From the listing below, copy out each line that contains the string "浜松市中区".

─── Records ───

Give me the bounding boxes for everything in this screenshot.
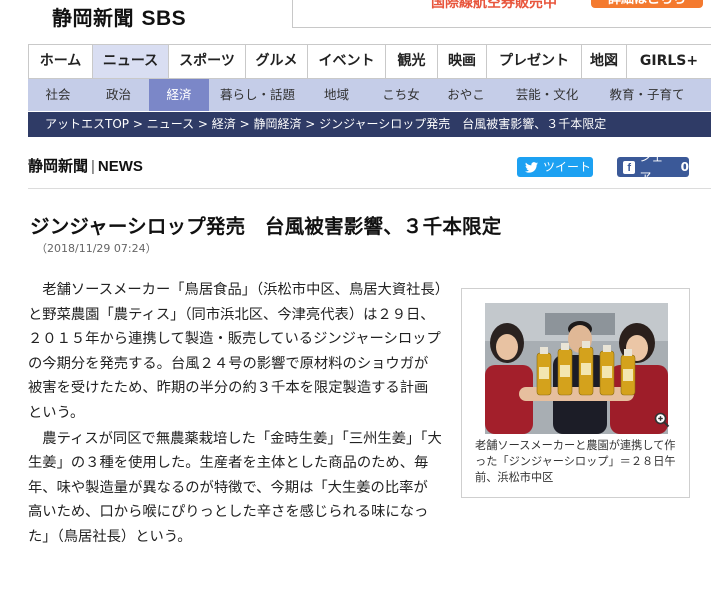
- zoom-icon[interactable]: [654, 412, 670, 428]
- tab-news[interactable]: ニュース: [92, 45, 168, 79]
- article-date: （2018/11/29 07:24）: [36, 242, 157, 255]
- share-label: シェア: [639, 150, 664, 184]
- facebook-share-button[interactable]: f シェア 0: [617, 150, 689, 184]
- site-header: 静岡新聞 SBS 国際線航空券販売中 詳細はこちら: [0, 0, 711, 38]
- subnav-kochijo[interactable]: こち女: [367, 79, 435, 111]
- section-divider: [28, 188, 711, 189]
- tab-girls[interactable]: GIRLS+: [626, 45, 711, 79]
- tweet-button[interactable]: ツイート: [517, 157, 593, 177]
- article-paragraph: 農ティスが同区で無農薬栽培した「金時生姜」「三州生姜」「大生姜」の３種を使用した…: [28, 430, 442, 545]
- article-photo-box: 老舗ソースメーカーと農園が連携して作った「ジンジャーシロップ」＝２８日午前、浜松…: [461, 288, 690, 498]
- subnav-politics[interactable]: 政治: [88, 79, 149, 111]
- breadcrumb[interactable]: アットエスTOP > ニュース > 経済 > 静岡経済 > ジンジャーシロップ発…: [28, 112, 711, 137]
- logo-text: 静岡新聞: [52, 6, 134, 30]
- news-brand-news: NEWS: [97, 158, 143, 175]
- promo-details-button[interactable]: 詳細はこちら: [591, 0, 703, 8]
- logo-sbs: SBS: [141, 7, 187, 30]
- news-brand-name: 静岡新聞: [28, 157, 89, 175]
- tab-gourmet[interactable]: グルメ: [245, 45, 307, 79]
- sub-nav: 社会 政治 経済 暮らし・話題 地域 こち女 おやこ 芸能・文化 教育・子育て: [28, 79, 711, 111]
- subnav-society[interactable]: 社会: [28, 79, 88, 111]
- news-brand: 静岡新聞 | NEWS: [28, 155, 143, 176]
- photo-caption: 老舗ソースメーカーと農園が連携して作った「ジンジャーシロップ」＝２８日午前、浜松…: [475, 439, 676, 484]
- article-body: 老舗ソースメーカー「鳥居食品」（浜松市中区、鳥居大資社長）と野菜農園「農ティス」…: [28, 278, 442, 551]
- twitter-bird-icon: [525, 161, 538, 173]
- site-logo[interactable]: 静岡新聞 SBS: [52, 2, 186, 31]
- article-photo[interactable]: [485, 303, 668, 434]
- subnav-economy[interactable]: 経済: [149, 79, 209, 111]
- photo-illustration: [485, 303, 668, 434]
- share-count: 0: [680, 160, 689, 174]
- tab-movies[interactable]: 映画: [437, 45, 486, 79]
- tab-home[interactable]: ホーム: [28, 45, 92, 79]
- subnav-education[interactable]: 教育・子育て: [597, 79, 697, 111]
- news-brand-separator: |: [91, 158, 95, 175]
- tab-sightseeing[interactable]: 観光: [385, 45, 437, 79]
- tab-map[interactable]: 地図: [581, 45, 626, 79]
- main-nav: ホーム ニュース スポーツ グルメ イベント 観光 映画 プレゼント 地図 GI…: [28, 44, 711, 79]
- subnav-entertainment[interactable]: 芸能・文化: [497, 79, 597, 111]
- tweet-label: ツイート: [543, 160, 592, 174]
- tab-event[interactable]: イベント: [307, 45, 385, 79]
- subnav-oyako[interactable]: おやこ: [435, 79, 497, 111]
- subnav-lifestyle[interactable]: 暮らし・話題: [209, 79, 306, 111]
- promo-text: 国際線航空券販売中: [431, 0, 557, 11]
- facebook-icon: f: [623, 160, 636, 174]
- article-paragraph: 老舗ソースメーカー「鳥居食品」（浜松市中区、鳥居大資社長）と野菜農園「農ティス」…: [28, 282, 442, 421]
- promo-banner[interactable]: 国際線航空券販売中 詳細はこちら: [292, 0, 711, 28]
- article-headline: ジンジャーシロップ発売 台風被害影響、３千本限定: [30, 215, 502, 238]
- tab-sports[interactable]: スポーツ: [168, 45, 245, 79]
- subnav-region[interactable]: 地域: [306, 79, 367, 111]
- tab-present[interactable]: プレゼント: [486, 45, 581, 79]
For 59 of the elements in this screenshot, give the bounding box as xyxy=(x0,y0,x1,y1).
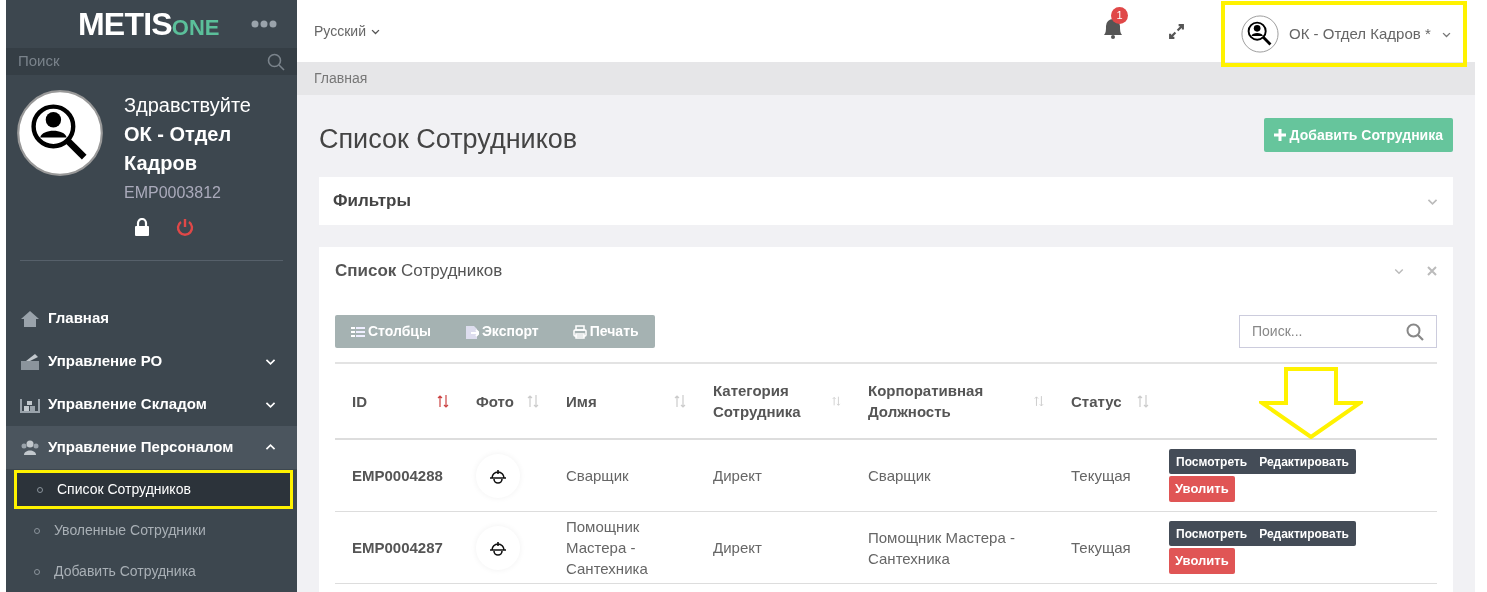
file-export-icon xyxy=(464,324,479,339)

───

— Answer below —
- article-body: 老舗ソースメーカー「鳥居食品」（浜松市中区、鳥居大資社長）と野菜農園「農ティス」…: [28, 278, 442, 551]
- article-paragraph: 老舗ソースメーカー「鳥居食品」（浜松市中区、鳥居大資社長）と野菜農園「農ティス」…: [28, 282, 442, 421]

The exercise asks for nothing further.